◆ **PROBLEM**
Carry none of the pictures over; set down the material below exactly.

◆ **EXERCISE MATERIALS**

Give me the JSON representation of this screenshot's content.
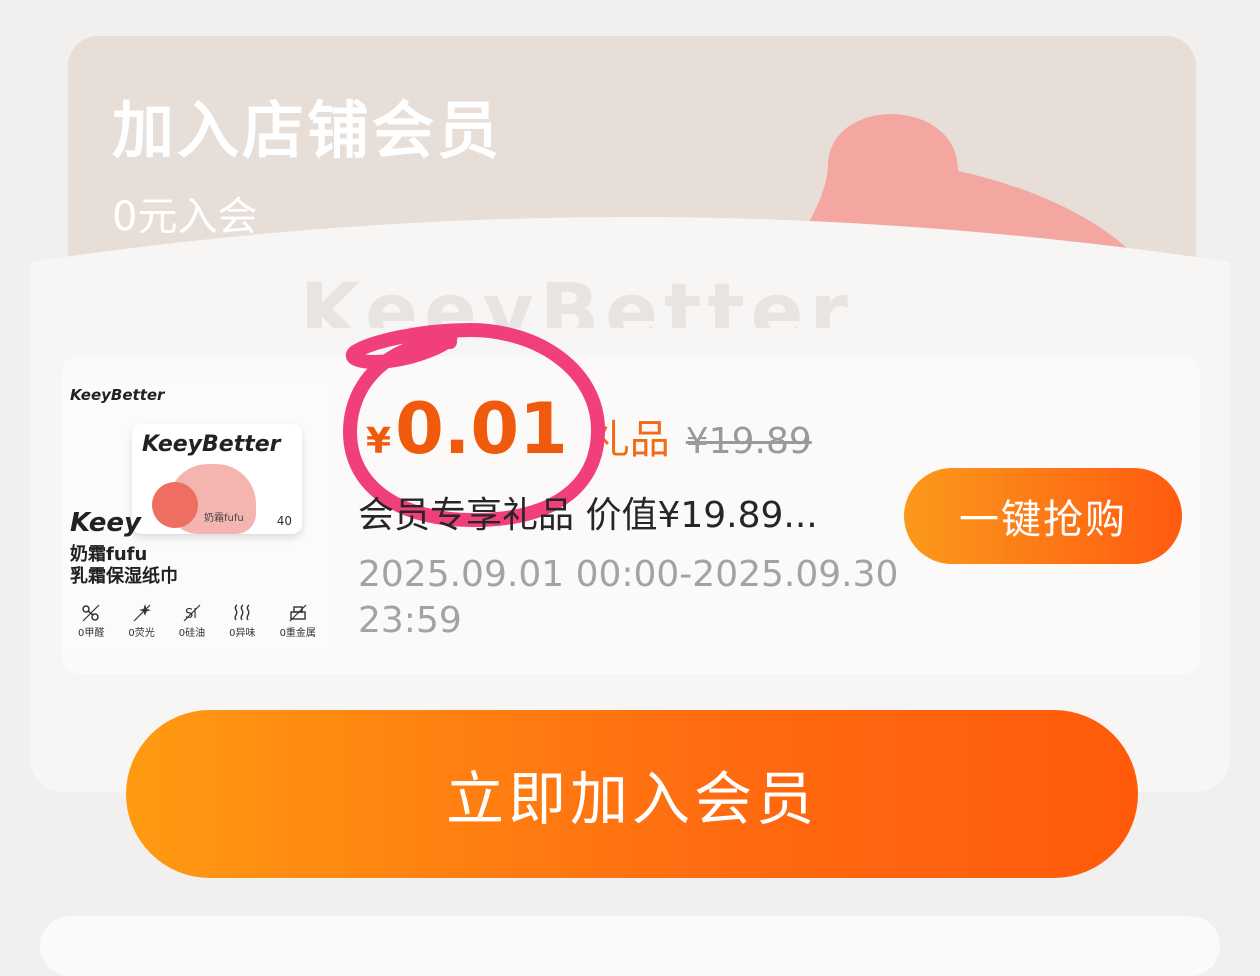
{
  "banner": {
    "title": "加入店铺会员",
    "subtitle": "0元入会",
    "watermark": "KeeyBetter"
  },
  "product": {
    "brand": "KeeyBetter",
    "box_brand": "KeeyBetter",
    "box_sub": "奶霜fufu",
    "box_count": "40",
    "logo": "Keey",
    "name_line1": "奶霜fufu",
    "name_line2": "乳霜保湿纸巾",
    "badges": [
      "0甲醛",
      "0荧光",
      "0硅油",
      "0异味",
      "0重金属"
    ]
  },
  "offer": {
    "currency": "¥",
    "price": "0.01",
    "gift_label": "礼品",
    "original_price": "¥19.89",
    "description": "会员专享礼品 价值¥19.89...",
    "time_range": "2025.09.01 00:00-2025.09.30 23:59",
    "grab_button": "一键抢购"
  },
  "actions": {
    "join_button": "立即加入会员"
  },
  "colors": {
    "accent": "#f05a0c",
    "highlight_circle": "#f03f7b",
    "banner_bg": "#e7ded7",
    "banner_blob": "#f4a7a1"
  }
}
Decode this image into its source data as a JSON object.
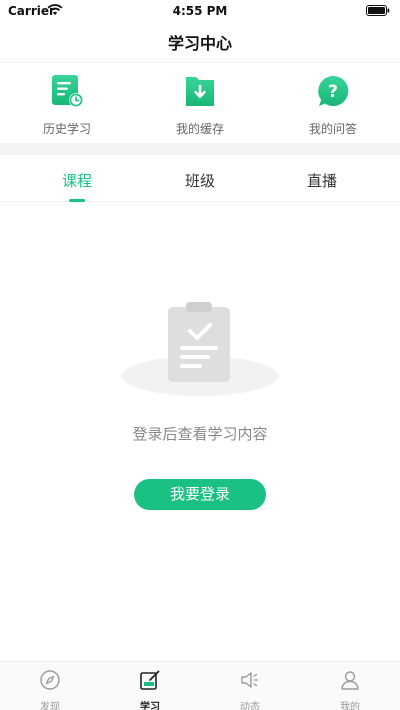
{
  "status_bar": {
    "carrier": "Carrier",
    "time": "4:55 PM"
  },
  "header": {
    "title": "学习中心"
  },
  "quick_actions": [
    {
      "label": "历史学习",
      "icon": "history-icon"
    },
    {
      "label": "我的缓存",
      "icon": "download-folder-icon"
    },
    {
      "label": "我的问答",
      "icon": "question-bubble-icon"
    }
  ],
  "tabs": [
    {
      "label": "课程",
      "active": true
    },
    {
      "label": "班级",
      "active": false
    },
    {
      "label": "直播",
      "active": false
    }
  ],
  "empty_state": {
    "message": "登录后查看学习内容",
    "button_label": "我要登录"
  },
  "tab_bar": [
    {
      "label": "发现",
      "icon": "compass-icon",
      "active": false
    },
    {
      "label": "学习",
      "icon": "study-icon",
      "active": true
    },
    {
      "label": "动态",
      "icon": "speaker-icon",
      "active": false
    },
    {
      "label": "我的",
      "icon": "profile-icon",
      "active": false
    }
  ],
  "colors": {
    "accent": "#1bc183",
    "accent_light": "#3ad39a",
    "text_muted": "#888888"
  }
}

◆ **THE COMPLETED TASK**
Give me the JSON representation of this screenshot's content.
{
  "banner": {
    "title": "加入店铺会员",
    "subtitle": "0元入会",
    "watermark": "KeeyBetter"
  },
  "product": {
    "brand": "KeeyBetter",
    "box_brand": "KeeyBetter",
    "box_sub": "奶霜fufu",
    "box_count": "40",
    "logo": "Keey",
    "name_line1": "奶霜fufu",
    "name_line2": "乳霜保湿纸巾",
    "badges": [
      "0甲醛",
      "0荧光",
      "0硅油",
      "0异味",
      "0重金属"
    ]
  },
  "offer": {
    "currency": "¥",
    "price": "0.01",
    "gift_label": "礼品",
    "original_price": "¥19.89",
    "description": "会员专享礼品 价值¥19.89...",
    "time_range": "2025.09.01 00:00-2025.09.30 23:59",
    "grab_button": "一键抢购"
  },
  "actions": {
    "join_button": "立即加入会员"
  },
  "colors": {
    "accent": "#f05a0c",
    "highlight_circle": "#f03f7b",
    "banner_bg": "#e7ded7",
    "banner_blob": "#f4a7a1"
  }
}
Decode this image into its source data as a JSON object.
{
  "status_bar": {
    "carrier": "Carrier",
    "time": "4:55 PM"
  },
  "header": {
    "title": "学习中心"
  },
  "quick_actions": [
    {
      "label": "历史学习",
      "icon": "history-icon"
    },
    {
      "label": "我的缓存",
      "icon": "download-folder-icon"
    },
    {
      "label": "我的问答",
      "icon": "question-bubble-icon"
    }
  ],
  "tabs": [
    {
      "label": "课程",
      "active": true
    },
    {
      "label": "班级",
      "active": false
    },
    {
      "label": "直播",
      "active": false
    }
  ],
  "empty_state": {
    "message": "登录后查看学习内容",
    "button_label": "我要登录"
  },
  "tab_bar": [
    {
      "label": "发现",
      "icon": "compass-icon",
      "active": false
    },
    {
      "label": "学习",
      "icon": "study-icon",
      "active": true
    },
    {
      "label": "动态",
      "icon": "speaker-icon",
      "active": false
    },
    {
      "label": "我的",
      "icon": "profile-icon",
      "active": false
    }
  ],
  "colors": {
    "accent": "#1bc183",
    "accent_light": "#3ad39a",
    "text_muted": "#888888"
  }
}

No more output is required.